Task prompt
Do not include the pictures; repeat the rest of the data exactly.

--- BEGIN Rows ---

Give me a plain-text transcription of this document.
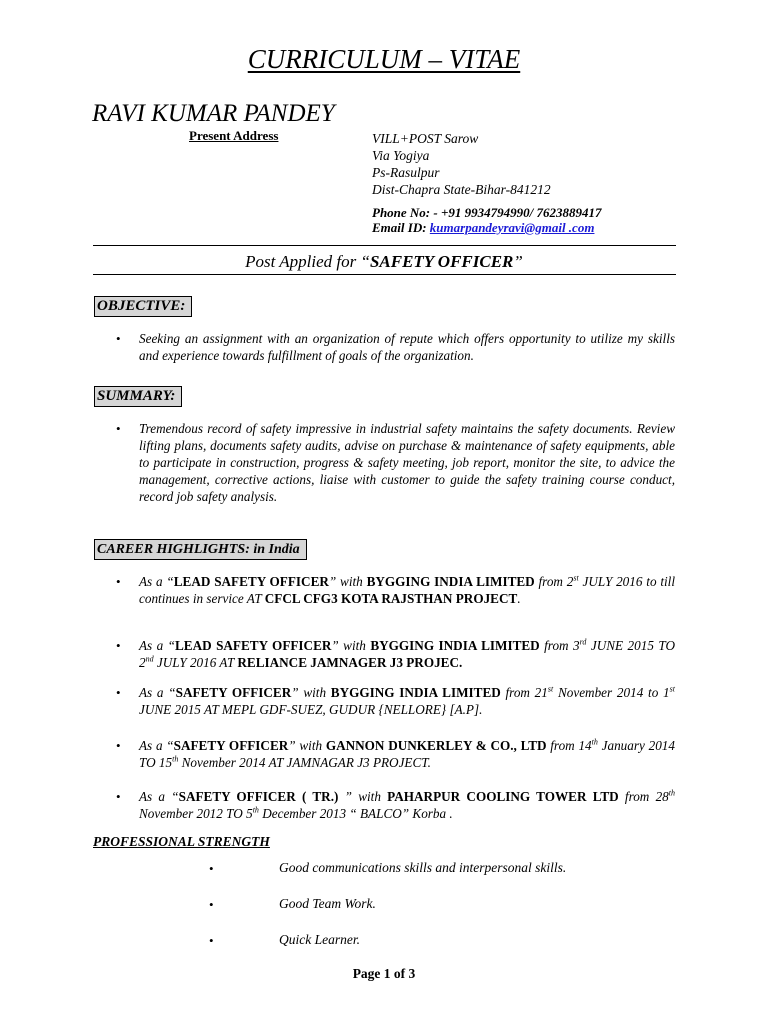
CURRICULUM – VITAE
RAVI KUMAR PANDEY
Present Address	VILL+POST Sarow
Via Yogiya
Ps-Rasulpur
Dist-Chapra State-Bihar-841212
Phone No: - +91 9934794990/ 7623889417
Email ID: kumarpandeyravi@gmail .com
Post Applied for “SAFETY OFFICER”
OBJECTIVE:
• Seeking an assignment with an organization of repute which offers opportunity to utilize my skills and experience towards fulfillment of goals of the organization.
SUMMARY:
• Tremendous record of safety impressive in industrial safety maintains the safety documents. Review lifting plans, documents safety audits, advise on purchase & maintenance of safety equipments, able to participate in construction, progress & safety meeting, job report, monitor the site, to advice the management, corrective actions, liaise with customer to guide the safety training course conduct, record job safety analysis.
CAREER HIGHLIGHTS: in India
• As a “LEAD SAFETY OFFICER” with BYGGING INDIA LIMITED from 2st JULY 2016 to till continues in service AT CFCL CFG3 KOTA RAJSTHAN PROJECT.
• As a “LEAD SAFETY OFFICER” with BYGGING INDIA LIMITED from 3rd JUNE 2015 TO 2nd JULY 2016 AT RELIANCE JAMNAGER J3 PROJEC.
• As a “SAFETY OFFICER” with BYGGING INDIA LIMITED from 21st November 2014 to 1st JUNE 2015 AT MEPL GDF-SUEZ, GUDUR {NELLORE} [A.P].
• As a “SAFETY OFFICER” with GANNON DUNKERLEY & CO., LTD from 14th January 2014 TO 15th November 2014 AT JAMNAGAR J3 PROJECT.
• As a “SAFETY OFFICER ( TR.) ” with PAHARPUR COOLING TOWER LTD from 28th November 2012 TO 5th December 2013 “ BALCO” Korba .
PROFESSIONAL STRENGTH
•	Good communications skills and interpersonal skills.
•	Good Team Work.
•	Quick Learner.
Page 1 of 3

--- END Rows ---

Correct output
Give me a plain-text transcription of this document.
CURRICULUM – VITAE
RAVI KUMAR PANDEY
Present Address	VILL+POST Sarow
Via Yogiya
Ps-Rasulpur
Dist-Chapra State-Bihar-841212
Phone No: - +91 9934794990/ 7623889417
Email ID: kumarpandeyravi@gmail .com
Post Applied for “SAFETY OFFICER”
OBJECTIVE:
• Seeking an assignment with an organization of repute which offers opportunity to utilize my skills and experience towards fulfillment of goals of the organization.
SUMMARY:
• Tremendous record of safety impressive in industrial safety maintains the safety documents. Review lifting plans, documents safety audits, advise on purchase & maintenance of safety equipments, able to participate in construction, progress & safety meeting, job report, monitor the site, to advice the management, corrective actions, liaise with customer to guide the safety training course conduct, record job safety analysis.
CAREER HIGHLIGHTS: in India
• As a “LEAD SAFETY OFFICER” with BYGGING INDIA LIMITED from 2st JULY 2016 to till continues in service AT CFCL CFG3 KOTA RAJSTHAN PROJECT.
• As a “LEAD SAFETY OFFICER” with BYGGING INDIA LIMITED from 3rd JUNE 2015 TO 2nd JULY 2016 AT RELIANCE JAMNAGER J3 PROJEC.
• As a “SAFETY OFFICER” with BYGGING INDIA LIMITED from 21st November 2014 to 1st JUNE 2015 AT MEPL GDF-SUEZ, GUDUR {NELLORE} [A.P].
• As a “SAFETY OFFICER” with GANNON DUNKERLEY & CO., LTD from 14th January 2014 TO 15th November 2014 AT JAMNAGAR J3 PROJECT.
• As a “SAFETY OFFICER ( TR.) ” with PAHARPUR COOLING TOWER LTD from 28th November 2012 TO 5th December 2013 “ BALCO” Korba .
PROFESSIONAL STRENGTH
•	Good communications skills and interpersonal skills.
•	Good Team Work.
•	Quick Learner.
Page 1 of 3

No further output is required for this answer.